Give back the whole listing exactly as shown.

-- BEGIN DATASET --

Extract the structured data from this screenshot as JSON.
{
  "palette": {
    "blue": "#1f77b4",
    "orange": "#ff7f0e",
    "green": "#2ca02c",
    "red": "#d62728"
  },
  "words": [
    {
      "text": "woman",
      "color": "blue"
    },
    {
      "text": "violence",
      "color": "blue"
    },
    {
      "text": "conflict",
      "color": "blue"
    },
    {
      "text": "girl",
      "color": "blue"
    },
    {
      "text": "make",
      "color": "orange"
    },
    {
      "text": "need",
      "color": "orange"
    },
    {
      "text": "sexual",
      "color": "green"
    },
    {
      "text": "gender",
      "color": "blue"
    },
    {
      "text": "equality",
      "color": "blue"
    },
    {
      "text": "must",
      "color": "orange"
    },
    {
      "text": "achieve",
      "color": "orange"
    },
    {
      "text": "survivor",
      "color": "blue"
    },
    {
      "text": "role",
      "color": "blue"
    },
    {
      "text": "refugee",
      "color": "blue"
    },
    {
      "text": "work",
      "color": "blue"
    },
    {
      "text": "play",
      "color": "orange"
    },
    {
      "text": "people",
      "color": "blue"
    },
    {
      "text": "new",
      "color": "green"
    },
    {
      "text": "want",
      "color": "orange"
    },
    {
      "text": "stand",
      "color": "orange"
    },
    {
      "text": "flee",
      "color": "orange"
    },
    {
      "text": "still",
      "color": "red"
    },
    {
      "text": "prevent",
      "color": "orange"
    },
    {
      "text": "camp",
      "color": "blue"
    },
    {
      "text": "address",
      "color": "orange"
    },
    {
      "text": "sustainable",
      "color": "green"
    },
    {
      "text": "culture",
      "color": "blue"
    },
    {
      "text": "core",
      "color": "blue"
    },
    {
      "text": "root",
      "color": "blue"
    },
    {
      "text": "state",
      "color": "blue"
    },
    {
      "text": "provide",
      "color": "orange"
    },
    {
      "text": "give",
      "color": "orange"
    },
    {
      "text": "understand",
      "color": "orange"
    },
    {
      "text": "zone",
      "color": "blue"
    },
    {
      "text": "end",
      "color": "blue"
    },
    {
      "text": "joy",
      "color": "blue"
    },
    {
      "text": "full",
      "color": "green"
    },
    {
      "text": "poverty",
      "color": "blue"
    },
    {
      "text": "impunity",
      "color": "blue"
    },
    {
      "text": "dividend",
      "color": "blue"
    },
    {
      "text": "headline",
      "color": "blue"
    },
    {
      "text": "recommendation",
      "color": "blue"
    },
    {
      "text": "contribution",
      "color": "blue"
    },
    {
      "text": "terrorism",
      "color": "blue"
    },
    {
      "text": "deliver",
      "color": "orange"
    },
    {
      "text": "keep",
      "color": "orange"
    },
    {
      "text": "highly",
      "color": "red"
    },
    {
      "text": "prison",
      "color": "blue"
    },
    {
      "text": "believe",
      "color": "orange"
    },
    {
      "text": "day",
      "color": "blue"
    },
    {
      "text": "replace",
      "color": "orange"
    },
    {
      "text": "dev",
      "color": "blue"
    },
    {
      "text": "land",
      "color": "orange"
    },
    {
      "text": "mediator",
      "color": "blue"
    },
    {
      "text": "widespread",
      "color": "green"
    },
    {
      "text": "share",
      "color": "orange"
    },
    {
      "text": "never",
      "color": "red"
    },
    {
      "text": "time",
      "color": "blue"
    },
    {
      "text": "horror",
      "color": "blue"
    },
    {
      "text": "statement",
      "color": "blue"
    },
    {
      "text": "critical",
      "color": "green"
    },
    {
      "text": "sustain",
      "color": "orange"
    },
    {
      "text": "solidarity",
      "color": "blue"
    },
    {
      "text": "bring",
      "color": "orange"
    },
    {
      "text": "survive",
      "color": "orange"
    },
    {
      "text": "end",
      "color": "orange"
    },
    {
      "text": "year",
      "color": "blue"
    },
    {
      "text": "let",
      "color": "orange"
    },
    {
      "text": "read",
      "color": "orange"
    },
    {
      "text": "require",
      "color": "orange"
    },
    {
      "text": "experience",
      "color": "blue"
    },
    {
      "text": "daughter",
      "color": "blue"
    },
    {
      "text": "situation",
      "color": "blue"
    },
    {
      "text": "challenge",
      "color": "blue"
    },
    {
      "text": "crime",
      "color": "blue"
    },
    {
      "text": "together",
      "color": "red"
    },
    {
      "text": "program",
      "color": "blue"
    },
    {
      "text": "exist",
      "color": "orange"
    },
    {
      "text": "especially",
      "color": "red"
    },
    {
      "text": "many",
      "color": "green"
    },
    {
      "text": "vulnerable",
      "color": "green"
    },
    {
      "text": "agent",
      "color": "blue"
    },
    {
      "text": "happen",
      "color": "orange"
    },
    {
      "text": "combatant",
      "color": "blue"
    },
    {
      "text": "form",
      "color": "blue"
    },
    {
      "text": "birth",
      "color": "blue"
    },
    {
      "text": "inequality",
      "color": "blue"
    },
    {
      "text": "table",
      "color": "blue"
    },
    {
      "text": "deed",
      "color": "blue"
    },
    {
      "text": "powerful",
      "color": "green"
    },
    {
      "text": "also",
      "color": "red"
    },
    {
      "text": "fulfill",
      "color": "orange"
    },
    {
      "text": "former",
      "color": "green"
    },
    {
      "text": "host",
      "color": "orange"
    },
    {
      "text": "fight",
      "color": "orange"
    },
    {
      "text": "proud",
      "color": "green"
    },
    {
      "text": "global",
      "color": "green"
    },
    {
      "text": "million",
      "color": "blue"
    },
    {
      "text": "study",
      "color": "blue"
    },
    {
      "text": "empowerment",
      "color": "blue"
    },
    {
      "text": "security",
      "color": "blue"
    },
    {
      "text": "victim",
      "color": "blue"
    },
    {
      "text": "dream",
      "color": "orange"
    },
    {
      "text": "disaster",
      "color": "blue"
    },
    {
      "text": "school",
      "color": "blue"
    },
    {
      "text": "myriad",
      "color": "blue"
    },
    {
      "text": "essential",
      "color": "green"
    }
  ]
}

-- END DATASET --

# THE REPLY
Extract the structured data from this screenshot as JSON.
{
  "palette": {
    "blue": "#1f77b4",
    "orange": "#ff7f0e",
    "green": "#2ca02c",
    "red": "#d62728"
  },
  "words": [
    {
      "text": "woman",
      "color": "blue"
    },
    {
      "text": "violence",
      "color": "blue"
    },
    {
      "text": "conflict",
      "color": "blue"
    },
    {
      "text": "girl",
      "color": "blue"
    },
    {
      "text": "make",
      "color": "orange"
    },
    {
      "text": "need",
      "color": "orange"
    },
    {
      "text": "sexual",
      "color": "green"
    },
    {
      "text": "gender",
      "color": "blue"
    },
    {
      "text": "equality",
      "color": "blue"
    },
    {
      "text": "must",
      "color": "orange"
    },
    {
      "text": "achieve",
      "color": "orange"
    },
    {
      "text": "survivor",
      "color": "blue"
    },
    {
      "text": "role",
      "color": "blue"
    },
    {
      "text": "refugee",
      "color": "blue"
    },
    {
      "text": "work",
      "color": "blue"
    },
    {
      "text": "play",
      "color": "orange"
    },
    {
      "text": "people",
      "color": "blue"
    },
    {
      "text": "new",
      "color": "green"
    },
    {
      "text": "want",
      "color": "orange"
    },
    {
      "text": "stand",
      "color": "orange"
    },
    {
      "text": "flee",
      "color": "orange"
    },
    {
      "text": "still",
      "color": "red"
    },
    {
      "text": "prevent",
      "color": "orange"
    },
    {
      "text": "camp",
      "color": "blue"
    },
    {
      "text": "address",
      "color": "orange"
    },
    {
      "text": "sustainable",
      "color": "green"
    },
    {
      "text": "culture",
      "color": "blue"
    },
    {
      "text": "core",
      "color": "blue"
    },
    {
      "text": "root",
      "color": "blue"
    },
    {
      "text": "state",
      "color": "blue"
    },
    {
      "text": "provide",
      "color": "orange"
    },
    {
      "text": "give",
      "color": "orange"
    },
    {
      "text": "understand",
      "color": "orange"
    },
    {
      "text": "zone",
      "color": "blue"
    },
    {
      "text": "end",
      "color": "blue"
    },
    {
      "text": "joy",
      "color": "blue"
    },
    {
      "text": "full",
      "color": "green"
    },
    {
      "text": "poverty",
      "color": "blue"
    },
    {
      "text": "impunity",
      "color": "blue"
    },
    {
      "text": "dividend",
      "color": "blue"
    },
    {
      "text": "headline",
      "color": "blue"
    },
    {
      "text": "recommendation",
      "color": "blue"
    },
    {
      "text": "contribution",
      "color": "blue"
    },
    {
      "text": "terrorism",
      "color": "blue"
    },
    {
      "text": "deliver",
      "color": "orange"
    },
    {
      "text": "keep",
      "color": "orange"
    },
    {
      "text": "highly",
      "color": "red"
    },
    {
      "text": "prison",
      "color": "blue"
    },
    {
      "text": "believe",
      "color": "orange"
    },
    {
      "text": "day",
      "color": "blue"
    },
    {
      "text": "replace",
      "color": "orange"
    },
    {
      "text": "dev",
      "color": "blue"
    },
    {
      "text": "land",
      "color": "orange"
    },
    {
      "text": "mediator",
      "color": "blue"
    },
    {
      "text": "widespread",
      "color": "green"
    },
    {
      "text": "share",
      "color": "orange"
    },
    {
      "text": "never",
      "color": "red"
    },
    {
      "text": "time",
      "color": "blue"
    },
    {
      "text": "horror",
      "color": "blue"
    },
    {
      "text": "statement",
      "color": "blue"
    },
    {
      "text": "critical",
      "color": "green"
    },
    {
      "text": "sustain",
      "color": "orange"
    },
    {
      "text": "solidarity",
      "color": "blue"
    },
    {
      "text": "bring",
      "color": "orange"
    },
    {
      "text": "survive",
      "color": "orange"
    },
    {
      "text": "end",
      "color": "orange"
    },
    {
      "text": "year",
      "color": "blue"
    },
    {
      "text": "let",
      "color": "orange"
    },
    {
      "text": "read",
      "color": "orange"
    },
    {
      "text": "require",
      "color": "orange"
    },
    {
      "text": "experience",
      "color": "blue"
    },
    {
      "text": "daughter",
      "color": "blue"
    },
    {
      "text": "situation",
      "color": "blue"
    },
    {
      "text": "challenge",
      "color": "blue"
    },
    {
      "text": "crime",
      "color": "blue"
    },
    {
      "text": "together",
      "color": "red"
    },
    {
      "text": "program",
      "color": "blue"
    },
    {
      "text": "exist",
      "color": "orange"
    },
    {
      "text": "especially",
      "color": "red"
    },
    {
      "text": "many",
      "color": "green"
    },
    {
      "text": "vulnerable",
      "color": "green"
    },
    {
      "text": "agent",
      "color": "blue"
    },
    {
      "text": "happen",
      "color": "orange"
    },
    {
      "text": "combatant",
      "color": "blue"
    },
    {
      "text": "form",
      "color": "blue"
    },
    {
      "text": "birth",
      "color": "blue"
    },
    {
      "text": "inequality",
      "color": "blue"
    },
    {
      "text": "table",
      "color": "blue"
    },
    {
      "text": "deed",
      "color": "blue"
    },
    {
      "text": "powerful",
      "color": "green"
    },
    {
      "text": "also",
      "color": "red"
    },
    {
      "text": "fulfill",
      "color": "orange"
    },
    {
      "text": "former",
      "color": "green"
    },
    {
      "text": "host",
      "color": "orange"
    },
    {
      "text": "fight",
      "color": "orange"
    },
    {
      "text": "proud",
      "color": "green"
    },
    {
      "text": "global",
      "color": "green"
    },
    {
      "text": "million",
      "color": "blue"
    },
    {
      "text": "study",
      "color": "blue"
    },
    {
      "text": "empowerment",
      "color": "blue"
    },
    {
      "text": "security",
      "color": "blue"
    },
    {
      "text": "victim",
      "color": "blue"
    },
    {
      "text": "dream",
      "color": "orange"
    },
    {
      "text": "disaster",
      "color": "blue"
    },
    {
      "text": "school",
      "color": "blue"
    },
    {
      "text": "myriad",
      "color": "blue"
    },
    {
      "text": "essential",
      "color": "green"
    }
  ]
}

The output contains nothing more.